CONSIGNES DE TRAVAIL:
**1.** Traduisez en anglais cette phrase de l’extrait sur le financement des jeunes : « C’est de l’argent qui a été distribué à de jeunes politiciens sur des bases subjectives. »
**2.** Répondez brièvement à ces questions à partir de l’extrait sur le financement des jeunes :
(a) Quel montant manquant le régime sortant a-t-il laissé dans le secteur ?
(b) Quel âge faut-il avoir pour accéder à un financement ?
(c) Qu’ont fait les mutuelles créées après avoir encaissé l’argent du contribuable ?
**3.** Pour chaque affirmation, dites si elle concorde avec l’extrait sur le financement des jeunes en répondant par oui ou non, puis citez les mots du texte qui le montrent.
(a) Les jeunes financés sous le régime de Wade ont remboursé l’argent reçu.
(b) Être Sénégalais fait partie des critères pour accéder à un financement.
(c) Avoir un emploi salarié est une condition pour obtenir un financement.

EXTRAIT DU TEXTE:
# # # # # # #
C’est dans le cadre de l’entreprenariat privé que c’est un peu lent parce que le régime sortant nous a laissé un gap de 5 milliards dans le secteur. C’est de l’argent qui a été distribué à de jeunes politiciens sur des bases subjectives. Parce qu’il y a un certains nombre de critères à respecter pour accéder à un financement. Il faut avoir 35 ans, être Sénégalais, avoir la capacité de gérer le projet ou accepter de suivre une formation particulière et ne pas avoir un emploi salarié. Ces critères n’ont pas été respectés par le régime de Wade dans le cadre de la mise à disposition des fonds aux jeunes. Ces derniers n’ont pas remboursé et les mutuelles créées ont encaissé l’argent du contribuable et ont fermé boutique. Nous, on reçoit les jeunes, on les encadre pour les projets, mais parallèlement on prend les dispositions bancaires nécessaires pour qu’il ne puisse pas y avoir de rupture par rapport au financement révolving.
# # # # # # #
DONNÉES FOURNIES:
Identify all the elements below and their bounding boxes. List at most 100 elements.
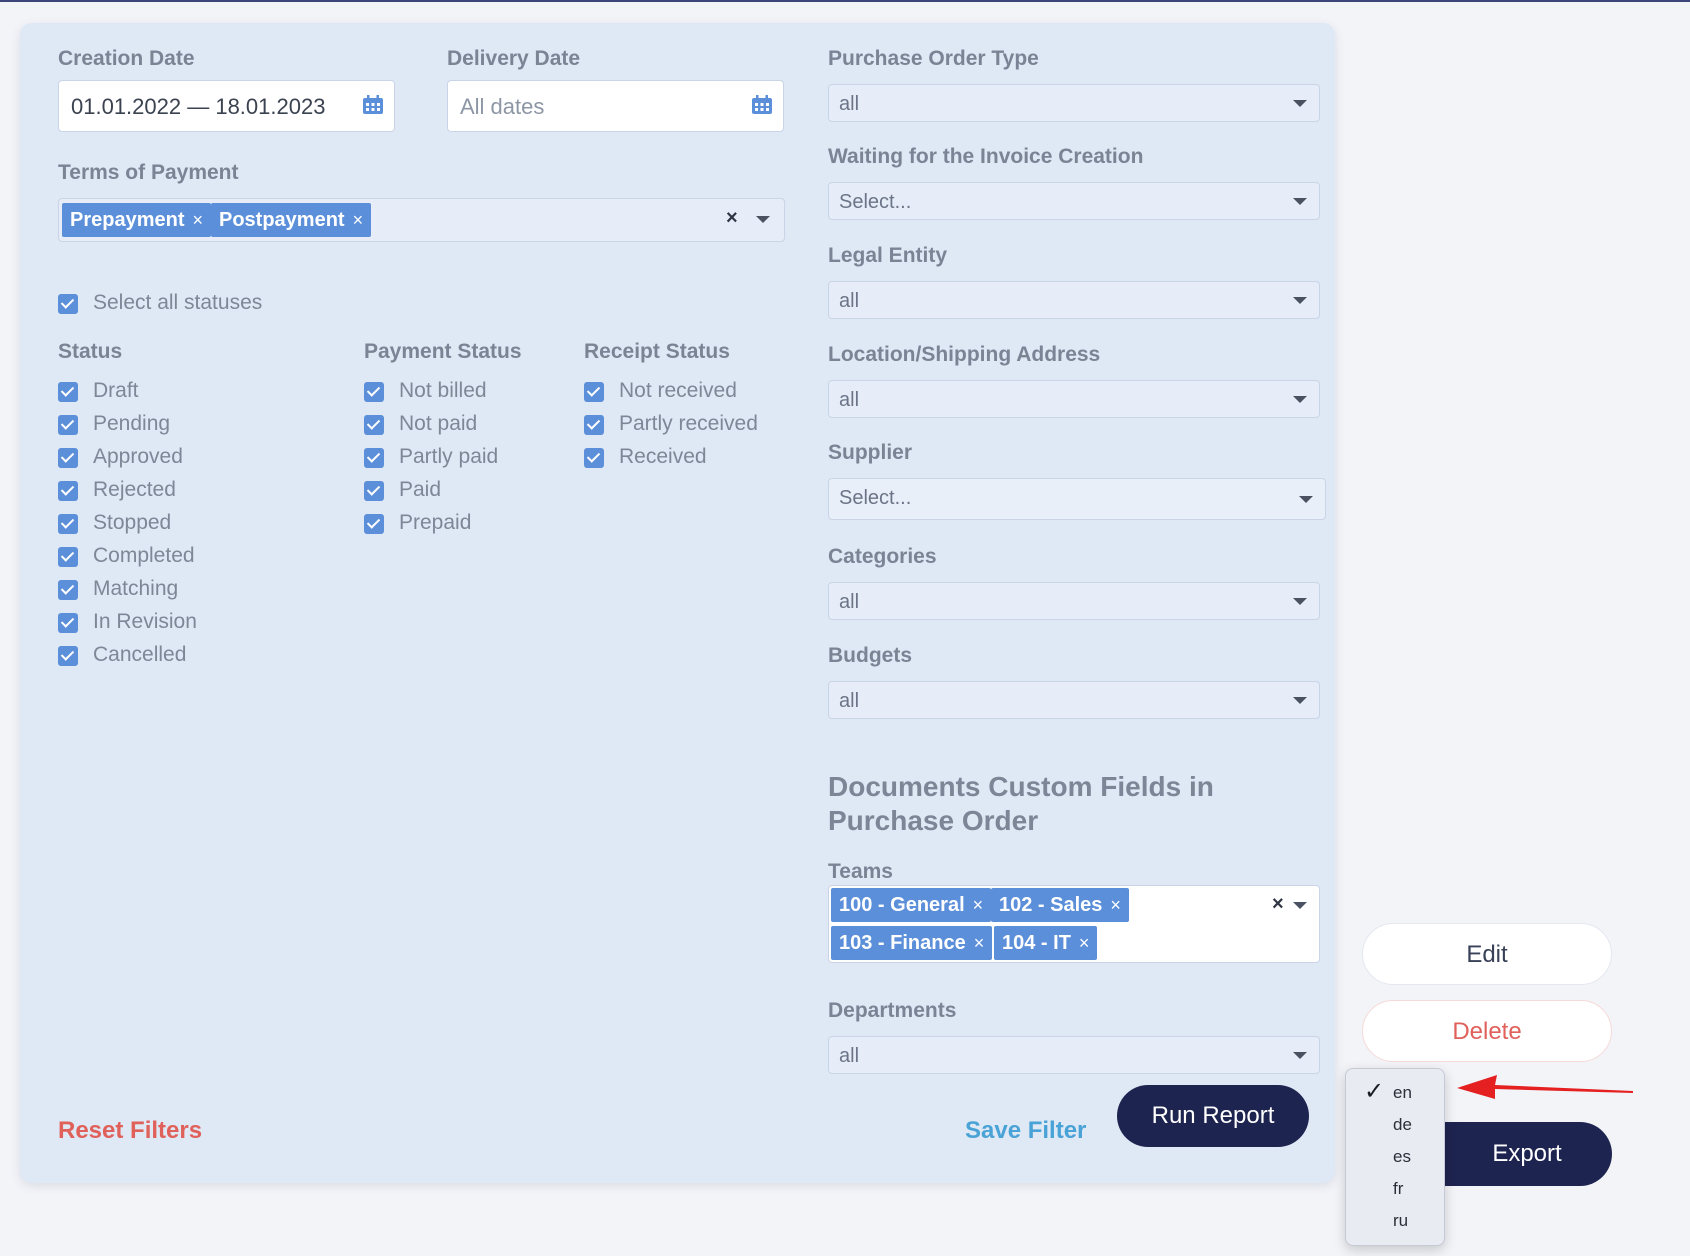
# # # # # # #
RÉPONSES FOURNIES:
**1.** This is money that was distributed to young politicians on subjective grounds.

**2.**
(a) Un gap de 5 milliards.
(b) Il faut avoir 35 ans.
(c) Elles ont fermé boutique.

**3.**
(a) Non : « Ces derniers n’ont pas remboursé »
(b) Oui : « être Sénégalais »
(c) Non : « ne pas avoir un emploi salarié »